---------- ENTRIES SHOWN
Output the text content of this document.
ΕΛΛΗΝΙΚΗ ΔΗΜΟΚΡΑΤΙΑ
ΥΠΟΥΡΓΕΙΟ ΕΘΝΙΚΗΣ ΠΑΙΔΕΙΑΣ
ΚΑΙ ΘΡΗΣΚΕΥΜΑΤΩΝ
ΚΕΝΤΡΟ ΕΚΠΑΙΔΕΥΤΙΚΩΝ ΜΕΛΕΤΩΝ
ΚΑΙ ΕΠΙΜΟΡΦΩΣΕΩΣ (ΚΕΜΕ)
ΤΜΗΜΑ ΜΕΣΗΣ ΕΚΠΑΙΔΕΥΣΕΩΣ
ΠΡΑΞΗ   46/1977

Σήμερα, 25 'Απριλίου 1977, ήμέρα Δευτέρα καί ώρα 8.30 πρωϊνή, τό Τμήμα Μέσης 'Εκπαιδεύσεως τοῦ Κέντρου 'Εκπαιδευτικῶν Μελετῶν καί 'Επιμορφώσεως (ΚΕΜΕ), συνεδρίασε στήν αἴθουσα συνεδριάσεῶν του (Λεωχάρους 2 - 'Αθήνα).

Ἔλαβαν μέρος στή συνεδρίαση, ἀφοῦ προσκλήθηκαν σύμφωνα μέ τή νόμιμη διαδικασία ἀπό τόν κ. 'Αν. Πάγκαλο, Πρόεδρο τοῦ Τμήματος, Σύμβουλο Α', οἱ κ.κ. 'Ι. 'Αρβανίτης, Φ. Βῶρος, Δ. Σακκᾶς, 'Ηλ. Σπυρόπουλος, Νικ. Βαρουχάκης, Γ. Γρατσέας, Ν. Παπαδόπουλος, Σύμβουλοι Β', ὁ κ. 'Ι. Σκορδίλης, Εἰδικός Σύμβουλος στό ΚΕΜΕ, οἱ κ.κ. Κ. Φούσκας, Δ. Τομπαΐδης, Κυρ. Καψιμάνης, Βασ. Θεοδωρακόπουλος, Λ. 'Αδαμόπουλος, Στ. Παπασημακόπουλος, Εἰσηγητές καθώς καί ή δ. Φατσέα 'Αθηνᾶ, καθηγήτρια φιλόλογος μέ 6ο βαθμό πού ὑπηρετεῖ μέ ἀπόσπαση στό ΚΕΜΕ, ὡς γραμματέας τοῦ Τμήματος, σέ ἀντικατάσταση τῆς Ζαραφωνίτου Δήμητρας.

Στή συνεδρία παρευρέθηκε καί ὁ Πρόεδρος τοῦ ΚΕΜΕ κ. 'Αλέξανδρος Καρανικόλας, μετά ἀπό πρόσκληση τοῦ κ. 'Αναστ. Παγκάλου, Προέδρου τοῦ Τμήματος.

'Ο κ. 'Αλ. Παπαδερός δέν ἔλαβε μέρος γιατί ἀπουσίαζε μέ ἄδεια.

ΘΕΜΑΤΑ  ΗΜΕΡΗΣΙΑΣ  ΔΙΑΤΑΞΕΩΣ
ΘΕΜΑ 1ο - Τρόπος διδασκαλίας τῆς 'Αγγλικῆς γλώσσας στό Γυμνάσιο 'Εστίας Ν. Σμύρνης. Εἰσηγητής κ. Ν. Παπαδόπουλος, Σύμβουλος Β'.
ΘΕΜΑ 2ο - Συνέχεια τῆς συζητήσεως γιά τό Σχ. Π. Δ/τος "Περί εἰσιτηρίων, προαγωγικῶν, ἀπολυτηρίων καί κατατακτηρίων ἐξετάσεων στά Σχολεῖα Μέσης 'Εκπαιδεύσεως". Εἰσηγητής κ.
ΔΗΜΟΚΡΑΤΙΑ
--------------------
▶ _GIVEN REQUEST_: Reproduce the material above exactly; please quote every line of it.

▶ _SOLUTION TO THIS PROBLEM_:
Output the text content of this document.
ΕΛΛΗΝΙΚΗ ΔΗΜΟΚΡΑΤΙΑ
ΥΠΟΥΡΓΕΙΟ ΕΘΝΙΚΗΣ ΠΑΙΔΕΙΑΣ
ΚΑΙ ΘΡΗΣΚΕΥΜΑΤΩΝ
ΚΕΝΤΡΟ ΕΚΠΑΙΔΕΥΤΙΚΩΝ ΜΕΛΕΤΩΝ
ΚΑΙ ΕΠΙΜΟΡΦΩΣΕΩΣ (ΚΕΜΕ)
ΤΜΗΜΑ ΜΕΣΗΣ ΕΚΠΑΙΔΕΥΣΕΩΣ
ΠΡΑΞΗ   46/1977

Σήμερα, 25 'Απριλίου 1977, ήμέρα Δευτέρα καί ώρα 8.30 πρωϊνή, τό Τμήμα Μέσης 'Εκπαιδεύσεως τοῦ Κέντρου 'Εκπαιδευτικῶν Μελετῶν καί 'Επιμορφώσεως (ΚΕΜΕ), συνεδρίασε στήν αἴθουσα συνεδριάσεῶν του (Λεωχάρους 2 - 'Αθήνα).

Ἔλαβαν μέρος στή συνεδρίαση, ἀφοῦ προσκλήθηκαν σύμφωνα μέ τή νόμιμη διαδικασία ἀπό τόν κ. 'Αν. Πάγκαλο, Πρόεδρο τοῦ Τμήματος, Σύμβουλο Α', οἱ κ.κ. 'Ι. 'Αρβανίτης, Φ. Βῶρος, Δ. Σακκᾶς, 'Ηλ. Σπυρόπουλος, Νικ. Βαρουχάκης, Γ. Γρατσέας, Ν. Παπαδόπουλος, Σύμβουλοι Β', ὁ κ. 'Ι. Σκορδίλης, Εἰδικός Σύμβουλος στό ΚΕΜΕ, οἱ κ.κ. Κ. Φούσκας, Δ. Τομπαΐδης, Κυρ. Καψιμάνης, Βασ. Θεοδωρακόπουλος, Λ. 'Αδαμόπουλος, Στ. Παπασημακόπουλος, Εἰσηγητές καθώς καί ή δ. Φατσέα 'Αθηνᾶ, καθηγήτρια φιλόλογος μέ 6ο βαθμό πού ὑπηρετεῖ μέ ἀπόσπαση στό ΚΕΜΕ, ὡς γραμματέας τοῦ Τμήματος, σέ ἀντικατάσταση τῆς Ζαραφωνίτου Δήμητρας.

Στή συνεδρία παρευρέθηκε καί ὁ Πρόεδρος τοῦ ΚΕΜΕ κ. 'Αλέξανδρος Καρανικόλας, μετά ἀπό πρόσκληση τοῦ κ. 'Αναστ. Παγκάλου, Προέδρου τοῦ Τμήματος.

'Ο κ. 'Αλ. Παπαδερός δέν ἔλαβε μέρος γιατί ἀπουσίαζε μέ ἄδεια.

ΘΕΜΑΤΑ  ΗΜΕΡΗΣΙΑΣ  ΔΙΑΤΑΞΕΩΣ
ΘΕΜΑ 1ο - Τρόπος διδασκαλίας τῆς 'Αγγλικῆς γλώσσας στό Γυμνάσιο 'Εστίας Ν. Σμύρνης. Εἰσηγητής κ. Ν. Παπαδόπουλος, Σύμβουλος Β'.
ΘΕΜΑ 2ο - Συνέχεια τῆς συζητήσεως γιά τό Σχ. Π. Δ/τος "Περί εἰσιτηρίων, προαγωγικῶν, ἀπολυτηρίων καί κατατακτηρίων ἐξετάσεων στά Σχολεῖα Μέσης 'Εκπαιδεύσεως". Εἰσηγητής κ.
ΔΗΜΟΚΡΑΤΙΑ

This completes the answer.